(What is required):
Set down each entry exactly as given; pictures should not appear in the copy.

================

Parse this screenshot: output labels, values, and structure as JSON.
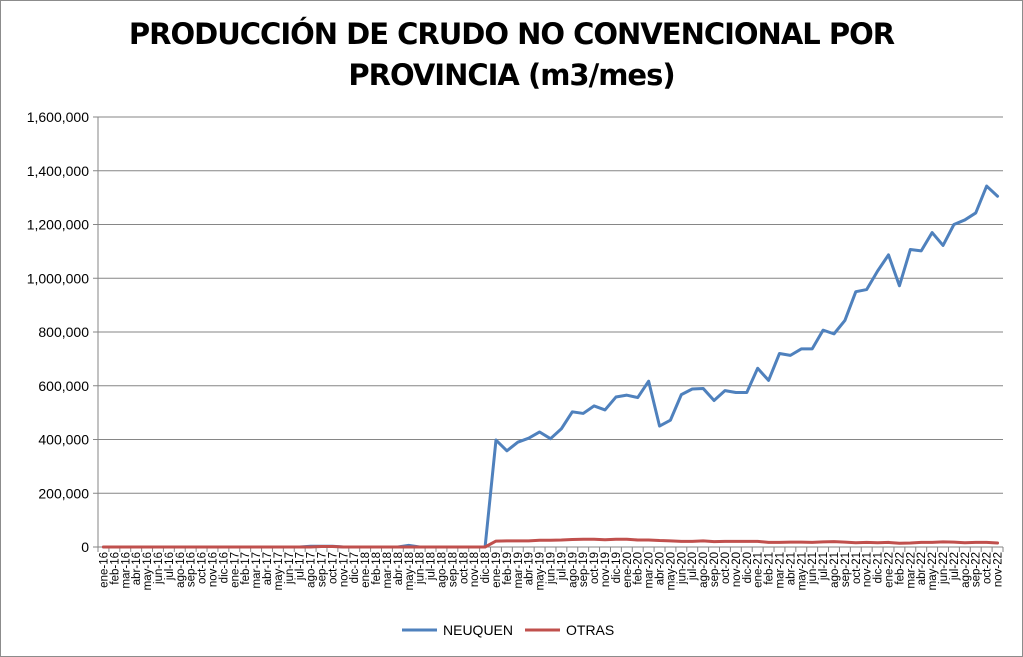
{
  "chart_data": {
    "type": "line",
    "title_line1": "PRODUCCIÓN DE CRUDO NO CONVENCIONAL POR",
    "title_line2": "PROVINCIA (m3/mes)",
    "xlabel": "",
    "ylabel": "",
    "ylim": [
      0,
      1600000
    ],
    "yticks": [
      "0",
      "200,000",
      "400,000",
      "600,000",
      "800,000",
      "1,000,000",
      "1,200,000",
      "1,400,000",
      "1,600,000"
    ],
    "grid": true,
    "legend_position": "bottom",
    "categories": [
      "ene-16",
      "feb-16",
      "mar-16",
      "abr-16",
      "may-16",
      "jun-16",
      "jul-16",
      "ago-16",
      "sep-16",
      "oct-16",
      "nov-16",
      "dic-16",
      "ene-17",
      "feb-17",
      "mar-17",
      "abr-17",
      "may-17",
      "jun-17",
      "jul-17",
      "ago-17",
      "sep-17",
      "oct-17",
      "nov-17",
      "dic-17",
      "ene-18",
      "feb-18",
      "mar-18",
      "abr-18",
      "may-18",
      "jun-18",
      "jul-18",
      "ago-18",
      "sep-18",
      "oct-18",
      "nov-18",
      "dic-18",
      "ene-19",
      "feb-19",
      "mar-19",
      "abr-19",
      "may-19",
      "jun-19",
      "jul-19",
      "ago-19",
      "sep-19",
      "oct-19",
      "nov-19",
      "dic-19",
      "ene-20",
      "feb-20",
      "mar-20",
      "abr-20",
      "may-20",
      "jun-20",
      "jul-20",
      "ago-20",
      "sep-20",
      "oct-20",
      "nov-20",
      "dic-20",
      "ene-21",
      "feb-21",
      "mar-21",
      "abr-21",
      "may-21",
      "jun-21",
      "jul-21",
      "ago-21",
      "sep-21",
      "oct-21",
      "nov-21",
      "dic-21",
      "ene-22",
      "feb-22",
      "mar-22",
      "abr-22",
      "may-22",
      "jun-22",
      "jul-22",
      "ago-22",
      "sep-22",
      "oct-22",
      "nov-22"
    ],
    "series": [
      {
        "name": "NEUQUEN",
        "color": "#4f81bd",
        "values": [
          0,
          0,
          0,
          0,
          0,
          0,
          0,
          0,
          0,
          0,
          0,
          0,
          0,
          0,
          0,
          0,
          0,
          0,
          0,
          3000,
          3000,
          3000,
          0,
          0,
          0,
          0,
          0,
          0,
          6000,
          0,
          0,
          0,
          0,
          0,
          0,
          0,
          398000,
          358000,
          390000,
          405000,
          428000,
          403000,
          440000,
          503000,
          497000,
          525000,
          510000,
          558000,
          565000,
          556000,
          617000,
          450000,
          472000,
          567000,
          588000,
          590000,
          545000,
          582000,
          575000,
          575000,
          665000,
          620000,
          720000,
          713000,
          737000,
          737000,
          807000,
          793000,
          843000,
          950000,
          958000,
          1027000,
          1087000,
          972000,
          1107000,
          1102000,
          1170000,
          1122000,
          1200000,
          1217000,
          1243000,
          1343000,
          1305000
        ]
      },
      {
        "name": "OTRAS",
        "color": "#c0504d",
        "values": [
          0,
          0,
          0,
          0,
          0,
          0,
          0,
          0,
          0,
          0,
          0,
          0,
          0,
          0,
          0,
          0,
          0,
          0,
          0,
          0,
          2000,
          2000,
          0,
          0,
          0,
          0,
          0,
          0,
          0,
          0,
          0,
          0,
          0,
          0,
          0,
          0,
          22000,
          23000,
          23000,
          23000,
          25000,
          25000,
          26000,
          28000,
          29000,
          29000,
          27000,
          29000,
          29000,
          26000,
          26000,
          24000,
          23000,
          21000,
          21000,
          23000,
          20000,
          21000,
          21000,
          21000,
          21000,
          17000,
          17000,
          18000,
          18000,
          17000,
          19000,
          20000,
          18000,
          16000,
          17000,
          16000,
          17000,
          14000,
          15000,
          17000,
          17000,
          19000,
          18000,
          16000,
          17000,
          17000,
          15000
        ]
      }
    ]
  }
}
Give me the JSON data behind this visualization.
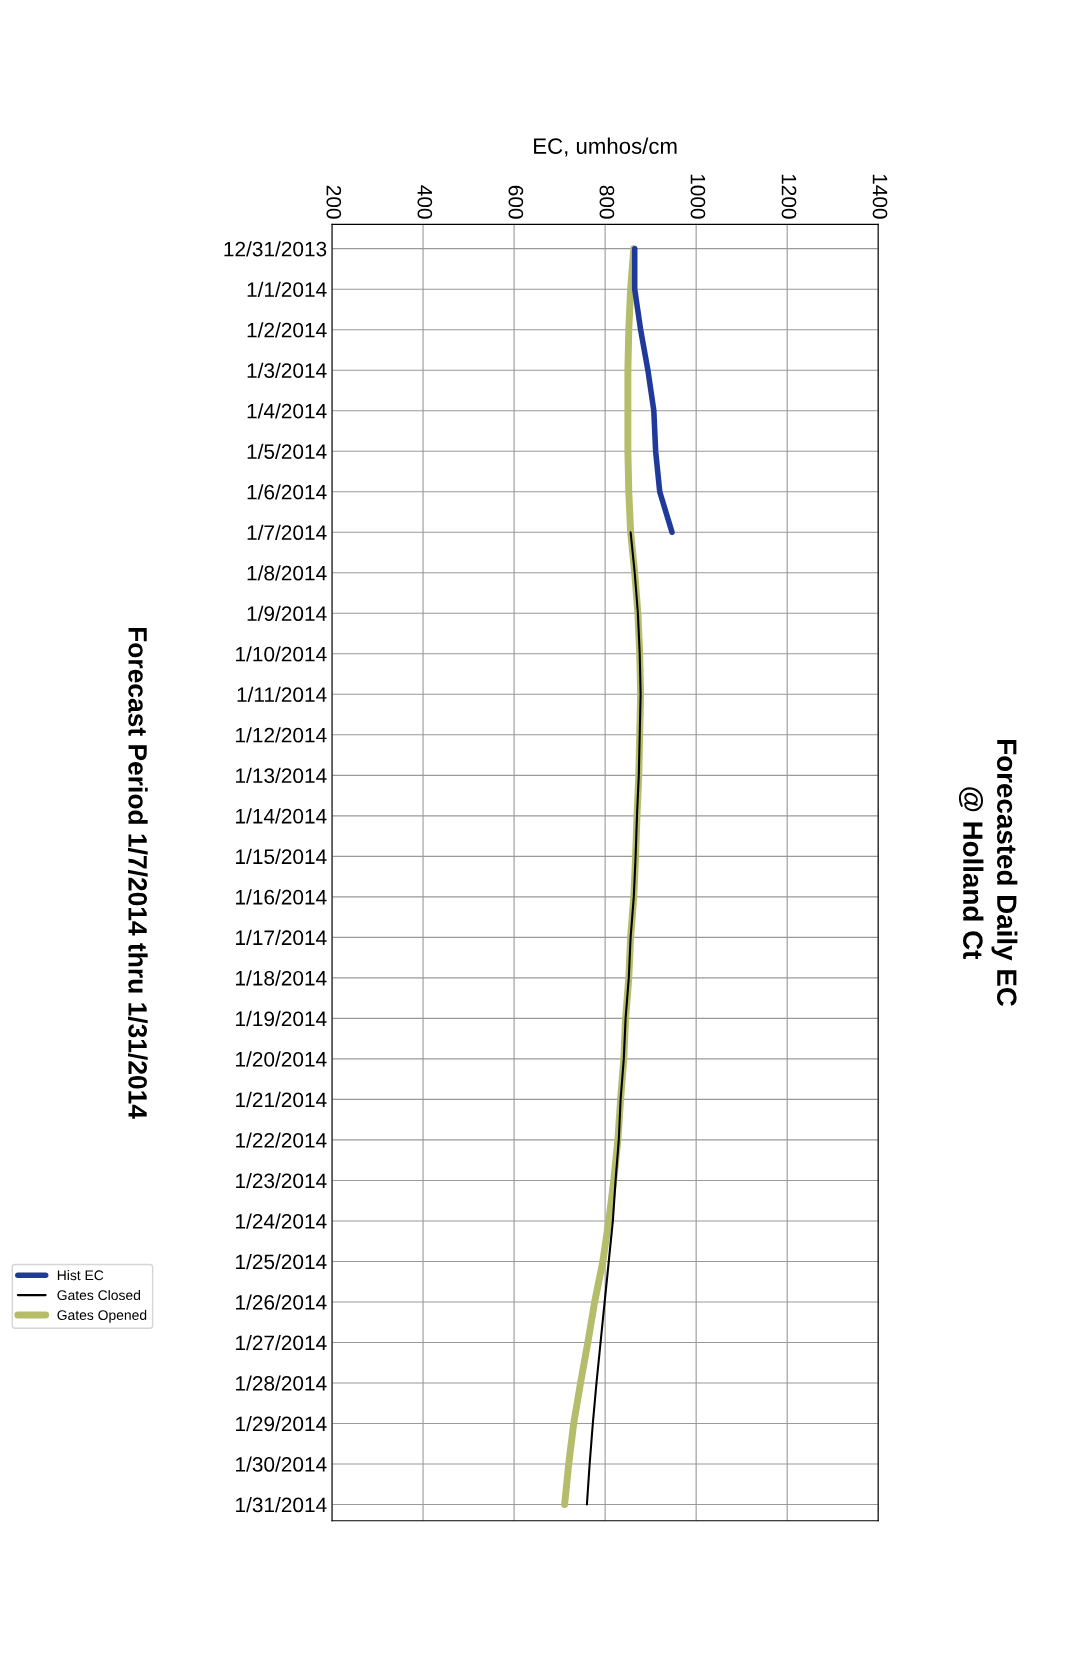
{
  "chart_data": {
    "type": "line",
    "orientation": "horizontal",
    "title": "Forecasted Daily EC\n@ Holland Ct",
    "xlabel": "EC, umhos/cm",
    "annotations": [
      "Forecast Period 1/7/2014 thru 1/31/2014"
    ],
    "categories": [
      "12/31/2013",
      "1/1/2014",
      "1/2/2014",
      "1/3/2014",
      "1/4/2014",
      "1/5/2014",
      "1/6/2014",
      "1/7/2014",
      "1/8/2014",
      "1/9/2014",
      "1/10/2014",
      "1/11/2014",
      "1/12/2014",
      "1/13/2014",
      "1/14/2014",
      "1/15/2014",
      "1/16/2014",
      "1/17/2014",
      "1/18/2014",
      "1/19/2014",
      "1/20/2014",
      "1/21/2014",
      "1/22/2014",
      "1/23/2014",
      "1/24/2014",
      "1/25/2014",
      "1/26/2014",
      "1/27/2014",
      "1/28/2014",
      "1/29/2014",
      "1/30/2014",
      "1/31/2014"
    ],
    "series": [
      {
        "name": "Hist EC",
        "color": "#1f3a9a",
        "values": [
          865,
          865,
          878,
          894,
          907,
          911,
          920,
          947,
          null,
          null,
          null,
          null,
          null,
          null,
          null,
          null,
          null,
          null,
          null,
          null,
          null,
          null,
          null,
          null,
          null,
          null,
          null,
          null,
          null,
          null,
          null,
          null
        ]
      },
      {
        "name": "Gates Closed",
        "color": "#000000",
        "values": [
          null,
          null,
          null,
          null,
          null,
          null,
          null,
          856,
          865,
          872,
          876,
          878,
          876,
          874,
          870,
          867,
          863,
          856,
          852,
          845,
          841,
          834,
          830,
          823,
          817,
          808,
          799,
          790,
          781,
          773,
          766,
          760
        ]
      },
      {
        "name": "Gates Opened",
        "color": "#b5bd6a",
        "values": [
          863,
          856,
          852,
          850,
          850,
          850,
          852,
          856,
          865,
          872,
          876,
          878,
          876,
          874,
          870,
          867,
          863,
          856,
          852,
          845,
          841,
          834,
          828,
          819,
          808,
          795,
          777,
          762,
          746,
          731,
          720,
          711
        ]
      }
    ],
    "xlim": [
      200,
      1400
    ],
    "xticks": [
      200,
      400,
      600,
      800,
      1000,
      1200,
      1400
    ],
    "grid": true,
    "legend": "left",
    "marker": "none",
    "line_style": "solid"
  }
}
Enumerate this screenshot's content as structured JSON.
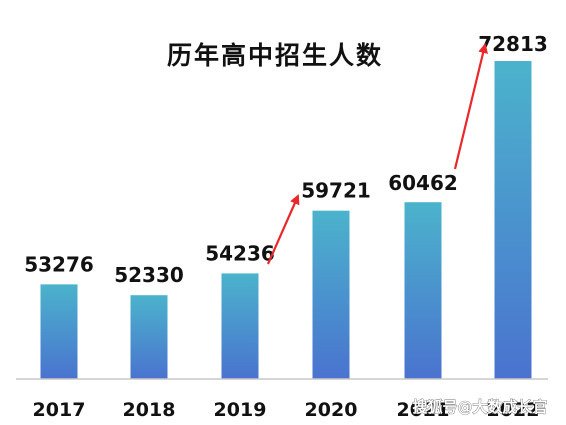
{
  "chart_data": {
    "type": "bar",
    "title": "历年高中招生人数",
    "categories": [
      "2017",
      "2018",
      "2019",
      "2020",
      "2021",
      "2022"
    ],
    "values": [
      53276,
      52330,
      54236,
      59721,
      60462,
      72813
    ],
    "data_labels": [
      "53276",
      "52330",
      "54236",
      "59721",
      "60462",
      "72813"
    ],
    "xlabel": "",
    "ylabel": "",
    "ylim": [
      45000,
      75000
    ],
    "grid": false,
    "legend": "none",
    "annotations": [
      {
        "type": "arrow",
        "from_category": "2019",
        "to_category": "2020"
      },
      {
        "type": "arrow",
        "from_category": "2021",
        "to_category": "2022"
      }
    ],
    "colors": {
      "bar_top": "#4bb3cc",
      "bar_bottom": "#4a73cf",
      "arrow": "#e8282b",
      "axis": "#c8c8c8",
      "text": "#111111"
    }
  },
  "watermark": "搜狐号@大数成长官"
}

================

(Written reply):
Parse this screenshot: output labels, values, and structure as JSON.
{
  "chart_data": {
    "type": "line",
    "title_line1": "PRODUCCIÓN DE CRUDO NO CONVENCIONAL POR",
    "title_line2": "PROVINCIA (m3/mes)",
    "xlabel": "",
    "ylabel": "",
    "ylim": [
      0,
      1600000
    ],
    "yticks": [
      "0",
      "200,000",
      "400,000",
      "600,000",
      "800,000",
      "1,000,000",
      "1,200,000",
      "1,400,000",
      "1,600,000"
    ],
    "grid": true,
    "legend_position": "bottom",
    "categories": [
      "ene-16",
      "feb-16",
      "mar-16",
      "abr-16",
      "may-16",
      "jun-16",
      "jul-16",
      "ago-16",
      "sep-16",
      "oct-16",
      "nov-16",
      "dic-16",
      "ene-17",
      "feb-17",
      "mar-17",
      "abr-17",
      "may-17",
      "jun-17",
      "jul-17",
      "ago-17",
      "sep-17",
      "oct-17",
      "nov-17",
      "dic-17",
      "ene-18",
      "feb-18",
      "mar-18",
      "abr-18",
      "may-18",
      "jun-18",
      "jul-18",
      "ago-18",
      "sep-18",
      "oct-18",
      "nov-18",
      "dic-18",
      "ene-19",
      "feb-19",
      "mar-19",
      "abr-19",
      "may-19",
      "jun-19",
      "jul-19",
      "ago-19",
      "sep-19",
      "oct-19",
      "nov-19",
      "dic-19",
      "ene-20",
      "feb-20",
      "mar-20",
      "abr-20",
      "may-20",
      "jun-20",
      "jul-20",
      "ago-20",
      "sep-20",
      "oct-20",
      "nov-20",
      "dic-20",
      "ene-21",
      "feb-21",
      "mar-21",
      "abr-21",
      "may-21",
      "jun-21",
      "jul-21",
      "ago-21",
      "sep-21",
      "oct-21",
      "nov-21",
      "dic-21",
      "ene-22",
      "feb-22",
      "mar-22",
      "abr-22",
      "may-22",
      "jun-22",
      "jul-22",
      "ago-22",
      "sep-22",
      "oct-22",
      "nov-22"
    ],
    "series": [
      {
        "name": "NEUQUEN",
        "color": "#4f81bd",
        "values": [
          0,
          0,
          0,
          0,
          0,
          0,
          0,
          0,
          0,
          0,
          0,
          0,
          0,
          0,
          0,
          0,
          0,
          0,
          0,
          3000,
          3000,
          3000,
          0,
          0,
          0,
          0,
          0,
          0,
          6000,
          0,
          0,
          0,
          0,
          0,
          0,
          0,
          398000,
          358000,
          390000,
          405000,
          428000,
          403000,
          440000,
          503000,
          497000,
          525000,
          510000,
          558000,
          565000,
          556000,
          617000,
          450000,
          472000,
          567000,
          588000,
          590000,
          545000,
          582000,
          575000,
          575000,
          665000,
          620000,
          720000,
          713000,
          737000,
          737000,
          807000,
          793000,
          843000,
          950000,
          958000,
          1027000,
          1087000,
          972000,
          1107000,
          1102000,
          1170000,
          1122000,
          1200000,
          1217000,
          1243000,
          1343000,
          1305000
        ]
      },
      {
        "name": "OTRAS",
        "color": "#c0504d",
        "values": [
          0,
          0,
          0,
          0,
          0,
          0,
          0,
          0,
          0,
          0,
          0,
          0,
          0,
          0,
          0,
          0,
          0,
          0,
          0,
          0,
          2000,
          2000,
          0,
          0,
          0,
          0,
          0,
          0,
          0,
          0,
          0,
          0,
          0,
          0,
          0,
          0,
          22000,
          23000,
          23000,
          23000,
          25000,
          25000,
          26000,
          28000,
          29000,
          29000,
          27000,
          29000,
          29000,
          26000,
          26000,
          24000,
          23000,
          21000,
          21000,
          23000,
          20000,
          21000,
          21000,
          21000,
          21000,
          17000,
          17000,
          18000,
          18000,
          17000,
          19000,
          20000,
          18000,
          16000,
          17000,
          16000,
          17000,
          14000,
          15000,
          17000,
          17000,
          19000,
          18000,
          16000,
          17000,
          17000,
          15000
        ]
      }
    ]
  }
}
Give me the JSON data behind this visualization.
{
  "chart_data": {
    "type": "line",
    "orientation": "horizontal",
    "title": "Forecasted Daily EC\n@ Holland Ct",
    "xlabel": "EC, umhos/cm",
    "annotations": [
      "Forecast Period 1/7/2014 thru 1/31/2014"
    ],
    "categories": [
      "12/31/2013",
      "1/1/2014",
      "1/2/2014",
      "1/3/2014",
      "1/4/2014",
      "1/5/2014",
      "1/6/2014",
      "1/7/2014",
      "1/8/2014",
      "1/9/2014",
      "1/10/2014",
      "1/11/2014",
      "1/12/2014",
      "1/13/2014",
      "1/14/2014",
      "1/15/2014",
      "1/16/2014",
      "1/17/2014",
      "1/18/2014",
      "1/19/2014",
      "1/20/2014",
      "1/21/2014",
      "1/22/2014",
      "1/23/2014",
      "1/24/2014",
      "1/25/2014",
      "1/26/2014",
      "1/27/2014",
      "1/28/2014",
      "1/29/2014",
      "1/30/2014",
      "1/31/2014"
    ],
    "series": [
      {
        "name": "Hist EC",
        "color": "#1f3a9a",
        "values": [
          865,
          865,
          878,
          894,
          907,
          911,
          920,
          947,
          null,
          null,
          null,
          null,
          null,
          null,
          null,
          null,
          null,
          null,
          null,
          null,
          null,
          null,
          null,
          null,
          null,
          null,
          null,
          null,
          null,
          null,
          null,
          null
        ]
      },
      {
        "name": "Gates Closed",
        "color": "#000000",
        "values": [
          null,
          null,
          null,
          null,
          null,
          null,
          null,
          856,
          865,
          872,
          876,
          878,
          876,
          874,
          870,
          867,
          863,
          856,
          852,
          845,
          841,
          834,
          830,
          823,
          817,
          808,
          799,
          790,
          781,
          773,
          766,
          760
        ]
      },
      {
        "name": "Gates Opened",
        "color": "#b5bd6a",
        "values": [
          863,
          856,
          852,
          850,
          850,
          850,
          852,
          856,
          865,
          872,
          876,
          878,
          876,
          874,
          870,
          867,
          863,
          856,
          852,
          845,
          841,
          834,
          828,
          819,
          808,
          795,
          777,
          762,
          746,
          731,
          720,
          711
        ]
      }
    ],
    "xlim": [
      200,
      1400
    ],
    "xticks": [
      200,
      400,
      600,
      800,
      1000,
      1200,
      1400
    ],
    "grid": true,
    "legend": "left",
    "marker": "none",
    "line_style": "solid"
  }
}
Enumerate this screenshot's content as structured JSON.
{
  "chart_data": {
    "type": "bar",
    "title": "历年高中招生人数",
    "categories": [
      "2017",
      "2018",
      "2019",
      "2020",
      "2021",
      "2022"
    ],
    "values": [
      53276,
      52330,
      54236,
      59721,
      60462,
      72813
    ],
    "data_labels": [
      "53276",
      "52330",
      "54236",
      "59721",
      "60462",
      "72813"
    ],
    "xlabel": "",
    "ylabel": "",
    "ylim": [
      45000,
      75000
    ],
    "grid": false,
    "legend": "none",
    "annotations": [
      {
        "type": "arrow",
        "from_category": "2019",
        "to_category": "2020"
      },
      {
        "type": "arrow",
        "from_category": "2021",
        "to_category": "2022"
      }
    ],
    "colors": {
      "bar_top": "#4bb3cc",
      "bar_bottom": "#4a73cf",
      "arrow": "#e8282b",
      "axis": "#c8c8c8",
      "text": "#111111"
    }
  },
  "watermark": "搜狐号@大数成长官"
}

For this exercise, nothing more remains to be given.